-- BEGIN DATASET ROWS --

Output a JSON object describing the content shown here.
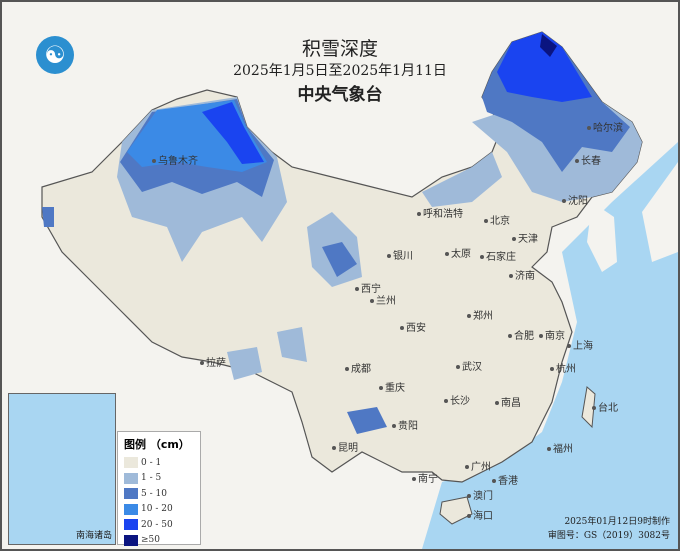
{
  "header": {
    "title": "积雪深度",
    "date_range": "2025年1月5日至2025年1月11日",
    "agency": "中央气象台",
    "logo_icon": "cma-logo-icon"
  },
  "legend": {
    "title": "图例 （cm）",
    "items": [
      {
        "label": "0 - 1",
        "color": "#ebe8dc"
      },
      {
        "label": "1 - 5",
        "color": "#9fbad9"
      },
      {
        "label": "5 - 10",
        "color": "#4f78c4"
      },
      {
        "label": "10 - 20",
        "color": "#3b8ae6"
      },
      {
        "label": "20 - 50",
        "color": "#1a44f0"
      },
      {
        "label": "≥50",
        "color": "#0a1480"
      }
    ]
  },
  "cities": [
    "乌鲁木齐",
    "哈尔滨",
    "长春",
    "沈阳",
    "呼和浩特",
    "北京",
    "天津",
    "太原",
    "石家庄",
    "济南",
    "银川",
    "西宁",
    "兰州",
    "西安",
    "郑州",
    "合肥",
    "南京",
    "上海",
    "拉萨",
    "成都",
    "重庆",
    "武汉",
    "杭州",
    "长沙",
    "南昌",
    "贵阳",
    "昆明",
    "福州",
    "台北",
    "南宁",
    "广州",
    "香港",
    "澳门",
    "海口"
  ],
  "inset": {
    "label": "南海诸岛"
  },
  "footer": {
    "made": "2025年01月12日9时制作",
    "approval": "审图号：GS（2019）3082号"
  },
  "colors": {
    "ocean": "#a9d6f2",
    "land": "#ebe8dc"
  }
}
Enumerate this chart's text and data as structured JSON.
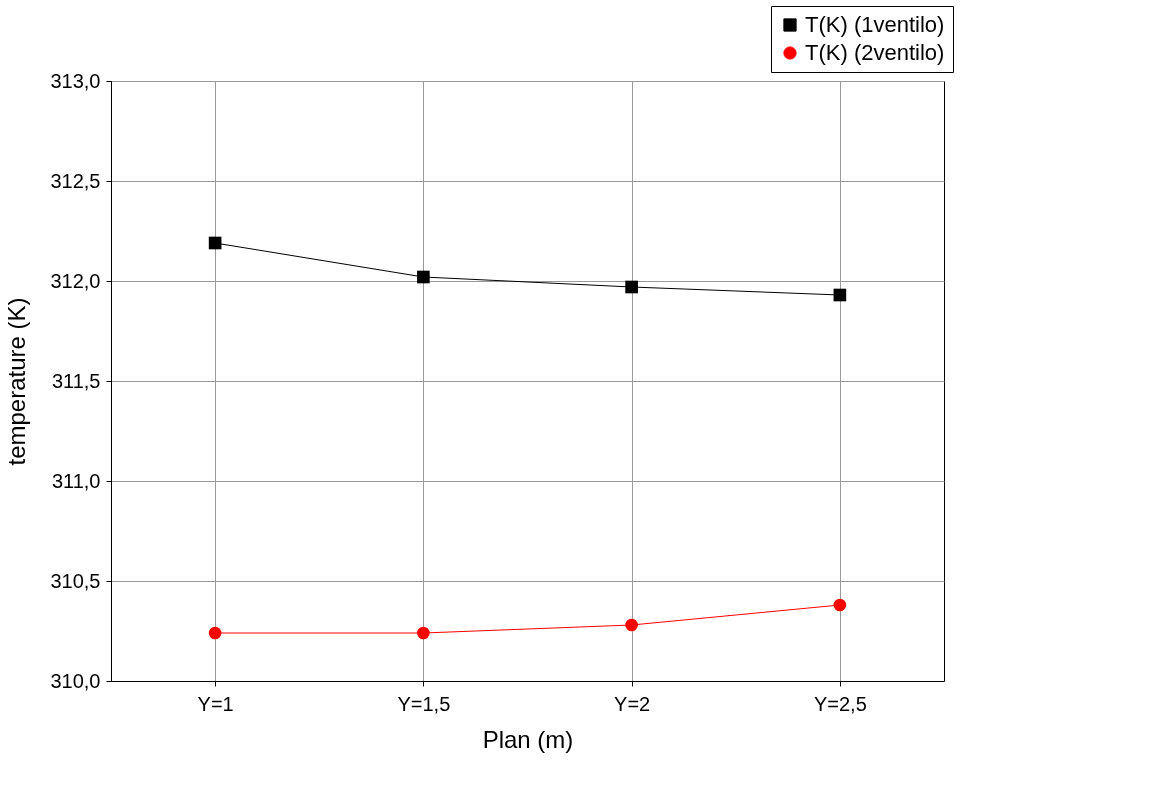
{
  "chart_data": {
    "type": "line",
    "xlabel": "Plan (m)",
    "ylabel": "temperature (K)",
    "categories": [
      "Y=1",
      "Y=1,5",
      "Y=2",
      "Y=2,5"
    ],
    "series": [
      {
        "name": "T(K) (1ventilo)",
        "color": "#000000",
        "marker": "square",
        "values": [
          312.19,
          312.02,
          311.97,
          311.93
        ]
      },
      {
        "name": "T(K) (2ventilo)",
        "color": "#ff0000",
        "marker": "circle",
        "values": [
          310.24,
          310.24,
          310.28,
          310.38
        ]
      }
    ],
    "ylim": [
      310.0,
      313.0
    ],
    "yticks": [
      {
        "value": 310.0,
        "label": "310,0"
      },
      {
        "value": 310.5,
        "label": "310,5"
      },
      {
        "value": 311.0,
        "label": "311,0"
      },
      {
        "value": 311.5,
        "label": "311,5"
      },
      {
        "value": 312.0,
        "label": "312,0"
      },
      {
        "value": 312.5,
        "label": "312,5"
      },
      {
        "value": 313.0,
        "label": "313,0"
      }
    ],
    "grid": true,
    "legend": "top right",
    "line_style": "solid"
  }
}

-- END DATASET ROWS --

▶ **WHAT IS EXPECTED**
Take the line that contains "Enumerate this chart's" and every line after it to the end of the records above; quote them exactly, leaving out the pictures.

▶ **FINISHED TASK**
Enumerate this chart's text and data as structured JSON.
{
  "chart_data": {
    "type": "line",
    "xlabel": "Plan (m)",
    "ylabel": "temperature (K)",
    "categories": [
      "Y=1",
      "Y=1,5",
      "Y=2",
      "Y=2,5"
    ],
    "series": [
      {
        "name": "T(K) (1ventilo)",
        "color": "#000000",
        "marker": "square",
        "values": [
          312.19,
          312.02,
          311.97,
          311.93
        ]
      },
      {
        "name": "T(K) (2ventilo)",
        "color": "#ff0000",
        "marker": "circle",
        "values": [
          310.24,
          310.24,
          310.28,
          310.38
        ]
      }
    ],
    "ylim": [
      310.0,
      313.0
    ],
    "yticks": [
      {
        "value": 310.0,
        "label": "310,0"
      },
      {
        "value": 310.5,
        "label": "310,5"
      },
      {
        "value": 311.0,
        "label": "311,0"
      },
      {
        "value": 311.5,
        "label": "311,5"
      },
      {
        "value": 312.0,
        "label": "312,0"
      },
      {
        "value": 312.5,
        "label": "312,5"
      },
      {
        "value": 313.0,
        "label": "313,0"
      }
    ],
    "grid": true,
    "legend": "top right",
    "line_style": "solid"
  }
}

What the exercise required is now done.